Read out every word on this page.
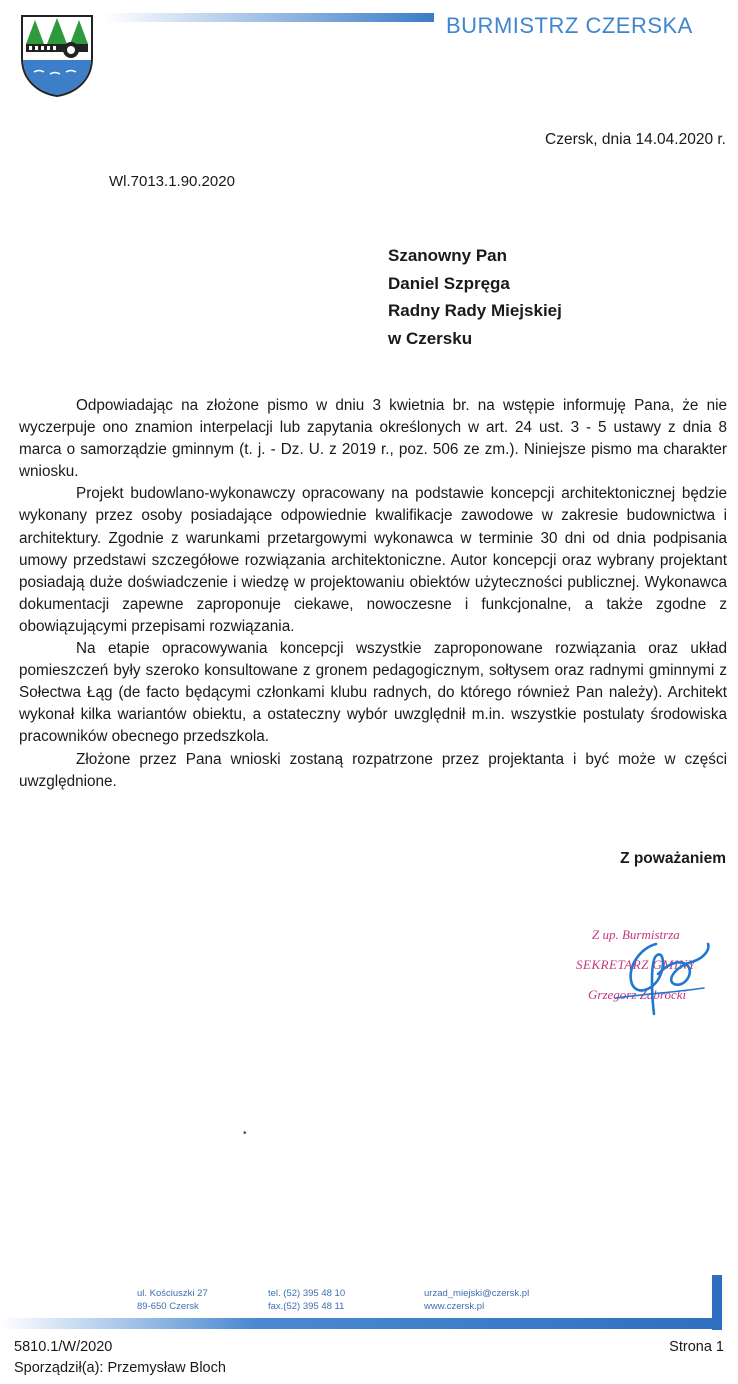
BURMISTRZ CZERSKA
Czersk, dnia 14.04.2020 r.
Wl.7013.1.90.2020
Szanowny Pan
Daniel Szpręga
Radny Rady Miejskiej
w Czersku

Odpowiadając na złożone pismo w dniu 3 kwietnia br. na wstępie informuję Pana, że nie wyczerpuje ono znamion interpelacji lub zapytania określonych w art. 24 ust. 3 - 5 ustawy z dnia 8 marca o samorządzie gminnym (t. j. - Dz. U. z 2019 r., poz. 506 ze zm.). Niniejsze pismo ma charakter wniosku.

Projekt budowlano-wykonawczy opracowany na podstawie koncepcji architektonicznej będzie wykonany przez osoby posiadające odpowiednie kwalifikacje zawodowe w zakresie budownictwa i architektury. Zgodnie z warunkami przetargowymi wykonawca w terminie 30 dni od dnia podpisania umowy przedstawi szczegółowe rozwiązania architektoniczne. Autor koncepcji oraz wybrany projektant posiadają duże doświadczenie i wiedzę w projektowaniu obiektów użyteczności publicznej. Wykonawca dokumentacji zapewne zaproponuje ciekawe, nowoczesne i funkcjonalne, a także zgodne z obowiązującymi przepisami rozwiązania.

Na etapie opracowywania koncepcji wszystkie zaproponowane rozwiązania oraz układ pomieszczeń były szeroko konsultowane z gronem pedagogicznym, sołtysem oraz radnymi gminnymi z Sołectwa Łąg (de facto będącymi członkami klubu radnych, do którego również Pan należy). Architekt wykonał kilka wariantów obiektu, a ostateczny wybór uwzględnił m.in. wszystkie postulaty środowiska pracowników obecnego przedszkola.

Złożone przez Pana wnioski zostaną rozpatrzone przez projektanta i być może w części uwzględnione.

Z poważaniem
Z up. Burmistrza
SEKRETARZ GMINY
Grzegorz Zabrocki
•
ul. Kościuszki 27
89-650 Czersk
tel. (52) 395 48 10
fax.(52) 395 48 11
urzad_miejski@czersk.pl
www.czersk.pl
5810.1/W/2020
Sporządził(a): Przemysław Bloch
Strona 1
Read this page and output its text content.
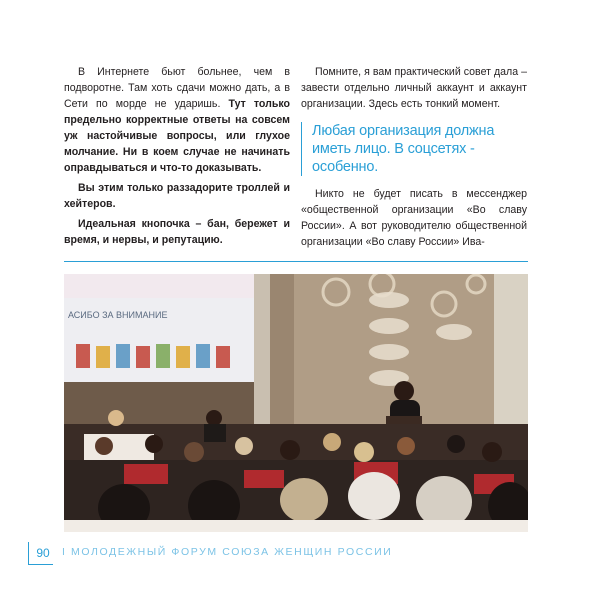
В Интернете бьют больнее, чем в подворотне. Там хоть сдачи можно дать, а в Сети по морде не ударишь. Тут только предельно корректные ответы на совсем уж настойчивые вопросы, или глухое молчание. Ни в коем случае не начинать оправдываться и что-то доказывать.

Вы этим только раззадорите троллей и хейтеров.

Идеальная кнопочка – бан, бережет и время, и нервы, и репутацию.

Помните, я вам практический совет дала – завести отдельно личный аккаунт и аккаунт организации. Здесь есть тонкий момент.

Любая организация должна иметь лицо. В соцсетях - особенно.

Никто не будет писать в мессенджер «общественной организации «Во славу России». А вот руководителю общественной организации «Во славу России» Ива-

АСИБО ЗА ВНИМАНИЕ
90	I МОЛОДЕЖНЫЙ ФОРУМ СОЮЗА ЖЕНЩИН РОССИИ
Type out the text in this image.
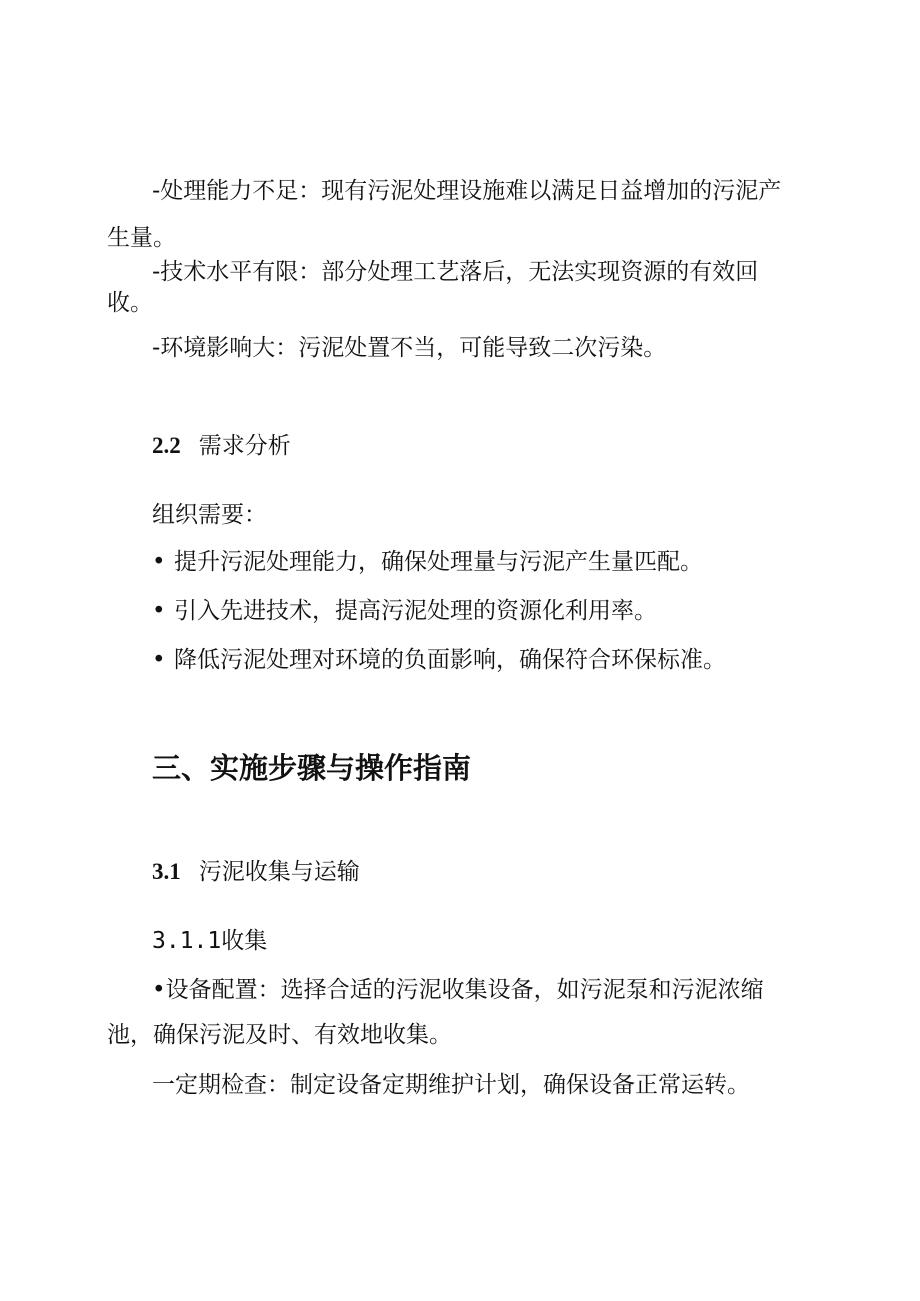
-处理能力不足：现有污泥处理设施难以满足日益增加的污泥产
生量。
-技术水平有限：部分处理工艺落后，无法实现资源的有效回
收。
-环境影响大：污泥处置不当，可能导致二次污染。
2.2 需求分析
组织需要：
• 提升污泥处理能力，确保处理量与污泥产生量匹配。
• 引入先进技术，提高污泥处理的资源化利用率。
• 降低污泥处理对环境的负面影响，确保符合环保标准。
三、实施步骤与操作指南
3.1 污泥收集与运输
3.1.1收集
•设备配置：选择合适的污泥收集设备，如污泥泵和污泥浓缩
池，确保污泥及时、有效地收集。
一定期检查：制定设备定期维护计划，确保设备正常运转。
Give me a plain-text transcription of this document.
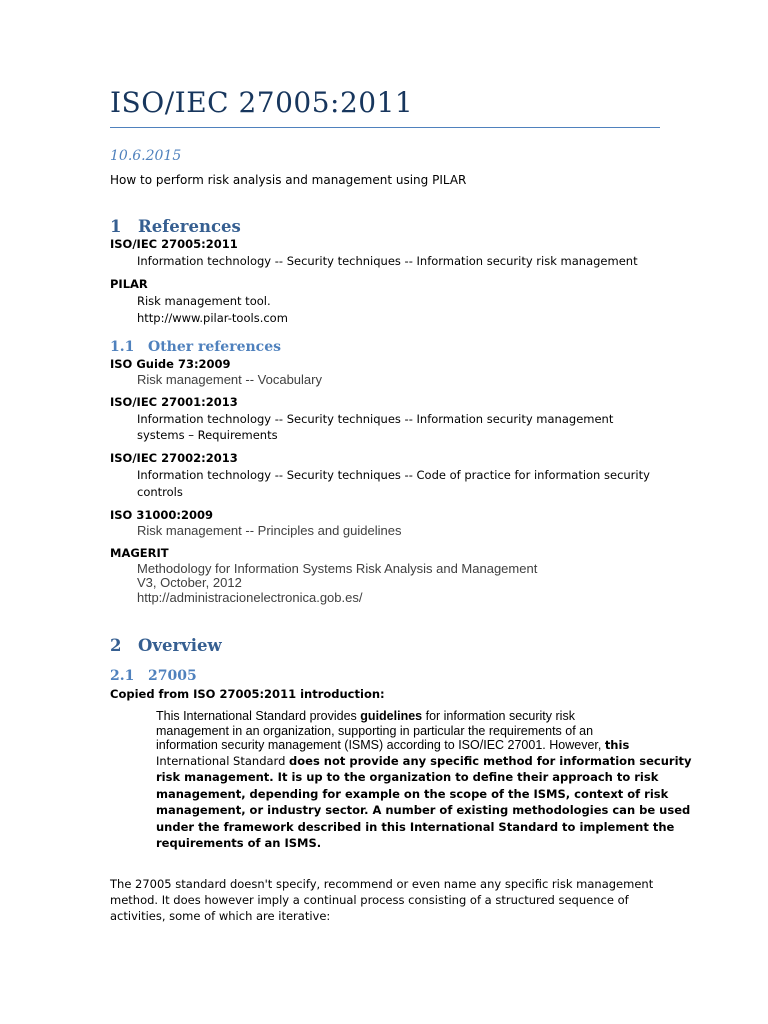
ISO/IEC 27005:2011
10.6.2015
How to perform risk analysis and management using PILAR
1 References
ISO/IEC 27005:2011
Information technology -- Security techniques -- Information security risk management
PILAR
Risk management tool.
http://www.pilar-tools.com
1.1 Other references
ISO Guide 73:2009
Risk management -- Vocabulary
ISO/IEC 27001:2013
Information technology -- Security techniques -- Information security management
systems – Requirements
ISO/IEC 27002:2013
Information technology -- Security techniques -- Code of practice for information security
controls
ISO 31000:2009
Risk management -- Principles and guidelines
MAGERIT
Methodology for Information Systems Risk Analysis and Management
V3, October, 2012
http://administracionelectronica.gob.es/
2 Overview
2.1 27005
Copied from ISO 27005:2011 introduction:
This International Standard provides guidelines for information security risk
management in an organization, supporting in particular the requirements of an
information security management (ISMS) according to ISO/IEC 27001. However, this
International Standard does not provide any specific method for information security
risk management. It is up to the organization to define their approach to risk
management, depending for example on the scope of the ISMS, context of risk
management, or industry sector. A number of existing methodologies can be used
under the framework described in this International Standard to implement the
requirements of an ISMS.
The 27005 standard doesn't specify, recommend or even name any specific risk management
method. It does however imply a continual process consisting of a structured sequence of
activities, some of which are iterative:
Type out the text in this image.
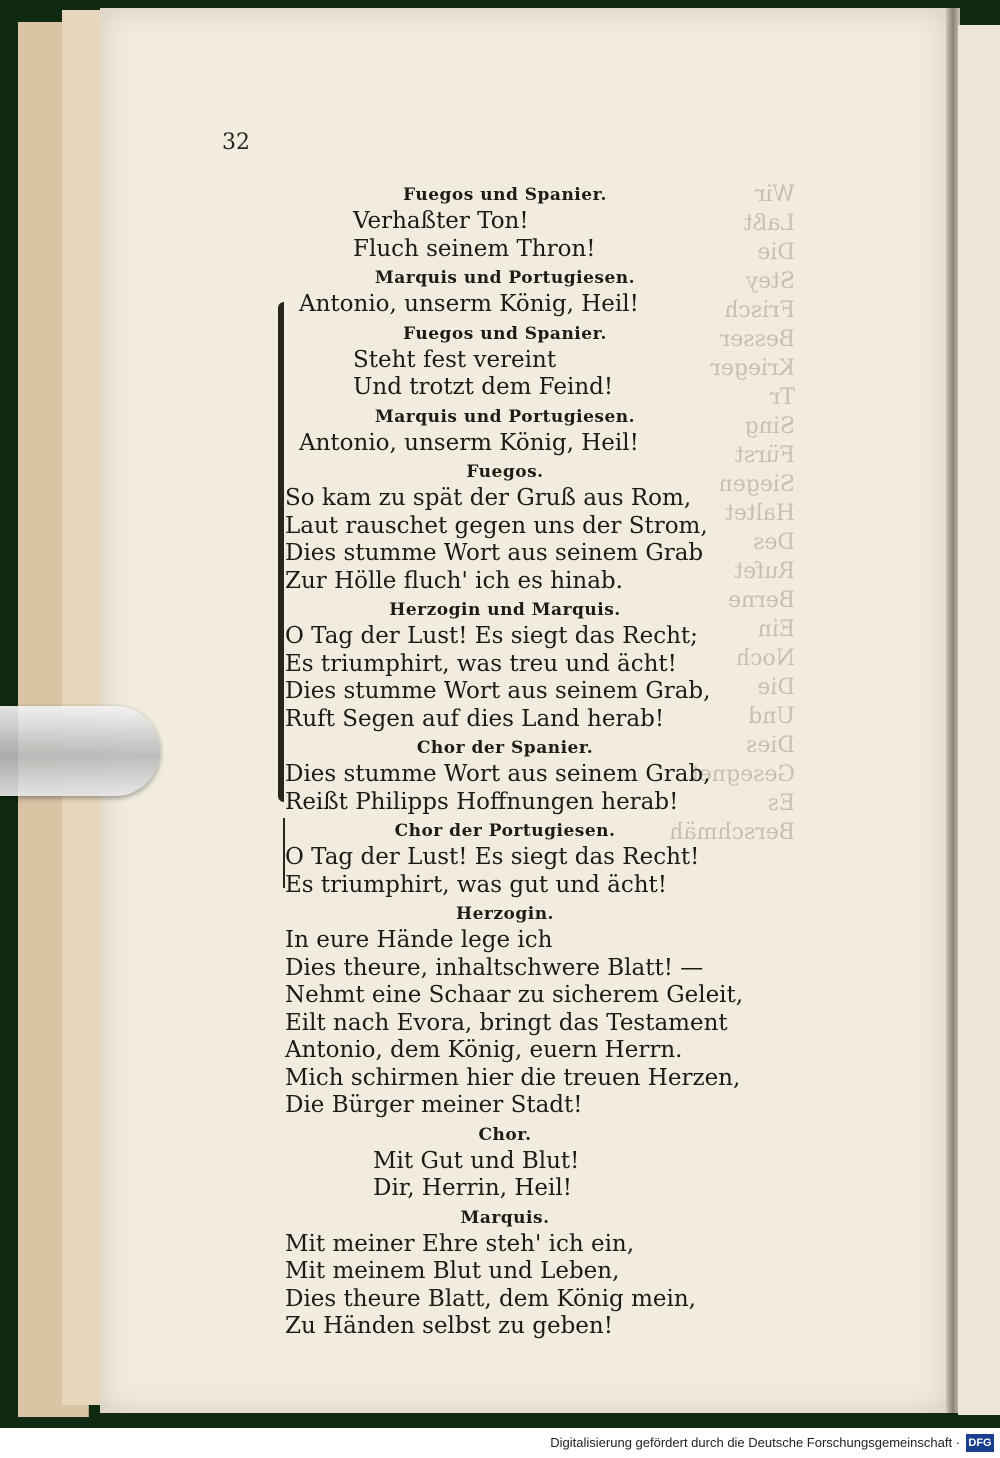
Wir
Laßt
Die
Stey
Frisch
Besser
Krieger
Tr
Sing
Fürst
Siegen
Haltet
Des
Rufet
Berne
Ein
Noch
Die
Und
Dies
Gesegnet
Es
Berschmäh
32
Fuegos und Spanier.
Verhaßter Ton!
Fluch seinem Thron!
Marquis und Portugiesen.
Antonio, unserm König, Heil!
Fuegos und Spanier.
Steht fest vereint
Und trotzt dem Feind!
Marquis und Portugiesen.
Antonio, unserm König, Heil!
Fuegos.
So kam zu spät der Gruß aus Rom,
Laut rauschet gegen uns der Strom,
Dies stumme Wort aus seinem Grab
Zur Hölle fluch' ich es hinab.
Herzogin und Marquis.
O Tag der Lust! Es siegt das Recht;
Es triumphirt, was treu und ächt!
Dies stumme Wort aus seinem Grab,
Ruft Segen auf dies Land herab!
Chor der Spanier.
Dies stumme Wort aus seinem Grab,
Reißt Philipps Hoffnungen herab!
Chor der Portugiesen.
O Tag der Lust! Es siegt das Recht!
Es triumphirt, was gut und ächt!
Herzogin.
In eure Hände lege ich
Dies theure, inhaltschwere Blatt! —
Nehmt eine Schaar zu sicherem Geleit,
Eilt nach Evora, bringt das Testament
Antonio, dem König, euern Herrn.
Mich schirmen hier die treuen Herzen,
Die Bürger meiner Stadt!
Chor.
Mit Gut und Blut!
Dir, Herrin, Heil!
Marquis.
Mit meiner Ehre steh' ich ein,
Mit meinem Blut und Leben,
Dies theure Blatt, dem König mein,
Zu Händen selbst zu geben!
Digitalisierung gefördert durch die Deutsche Forschungsgemeinschaft · DFG
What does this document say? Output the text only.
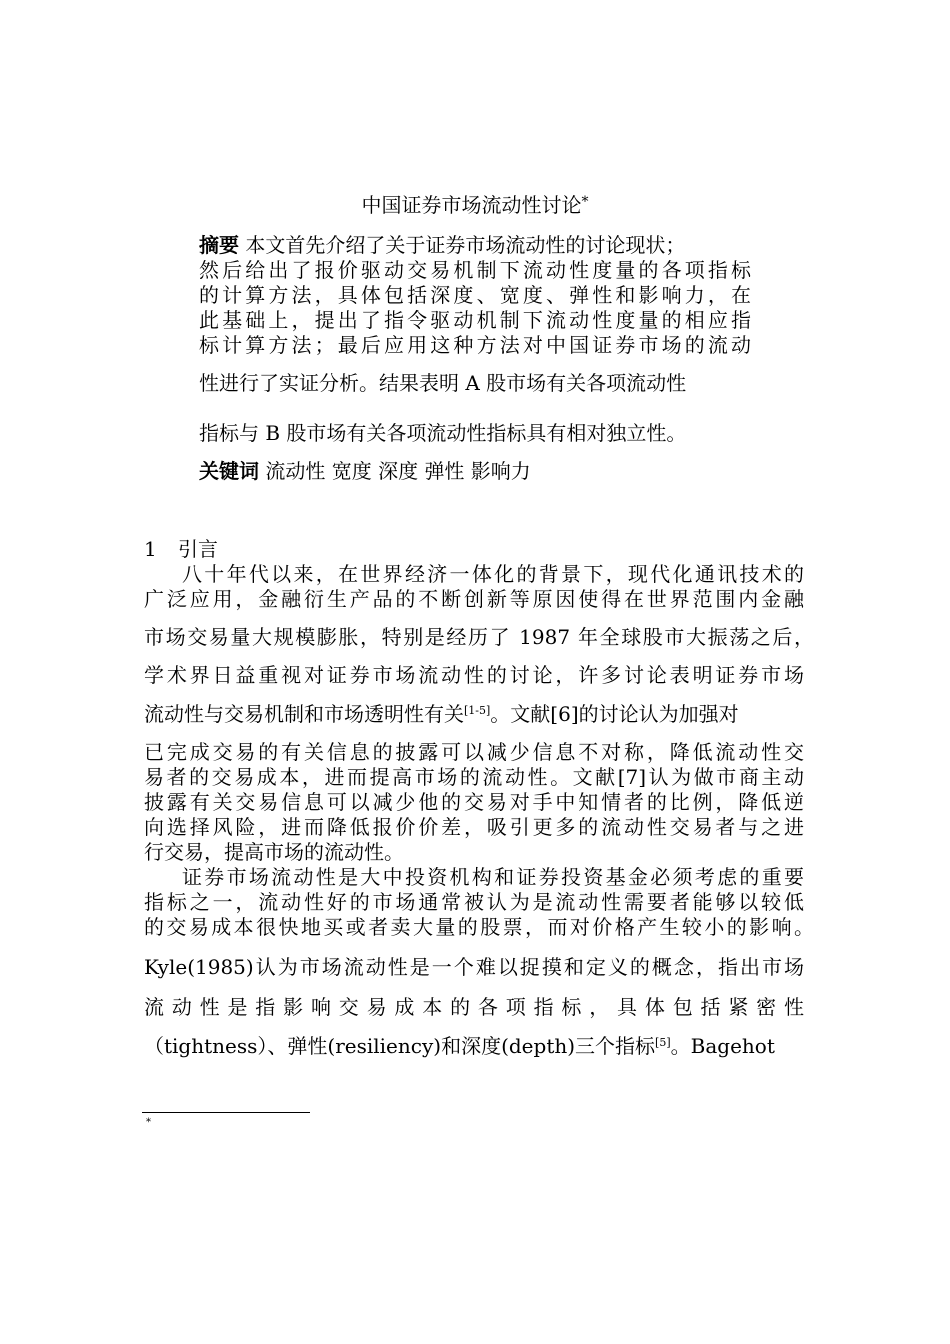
中国证券市场流动性讨论*
摘要 本文首先介绍了关于证券市场流动性的讨论现状；
然后给出了报价驱动交易机制下流动性度量的各项指标
的计算方法，具体包括深度、宽度、弹性和影响力，在
此基础上，提出了指令驱动机制下流动性度量的相应指
标计算方法；最后应用这种方法对中国证券市场的流动
性进行了实证分析。结果表明 A 股市场有关各项流动性
指标与 B 股市场有关各项流动性指标具有相对独立性。
关键词 流动性 宽度 深度 弹性 影响力
1 引言
八十年代以来，在世界经济一体化的背景下，现代化通讯技术的
广泛应用，金融衍生产品的不断创新等原因使得在世界范围内金融
市场交易量大规模膨胀，特别是经历了 1987 年全球股市大振荡之后，
学术界日益重视对证券市场流动性的讨论，许多讨论表明证券市场
流动性与交易机制和市场透明性有关[1-5]。文献[6]的讨论认为加强对
已完成交易的有关信息的披露可以减少信息不对称，降低流动性交
易者的交易成本，进而提高市场的流动性。文献[7]认为做市商主动
披露有关交易信息可以减少他的交易对手中知情者的比例，降低逆
向选择风险，进而降低报价价差，吸引更多的流动性交易者与之进
行交易，提高市场的流动性。
证券市场流动性是大中投资机构和证券投资基金必须考虑的重要
指标之一，流动性好的市场通常被认为是流动性需要者能够以较低
的交易成本很快地买或者卖大量的股票，而对价格产生较小的影响。
Kyle(1985)认为市场流动性是一个难以捉摸和定义的概念，指出市场
流动性是指影响交易成本的各项指标，具体包括紧密性
（tightness）、弹性(resiliency)和深度(depth)三个指标[5]。Bagehot
*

◆ **WHAT TO PRODUCE**
Search the records above for "guidelines". Copy each line where it is found.

◆ **ANSWER BELOW**
Risk management -- Principles and guidelines
This International Standard provides guidelines for information security risk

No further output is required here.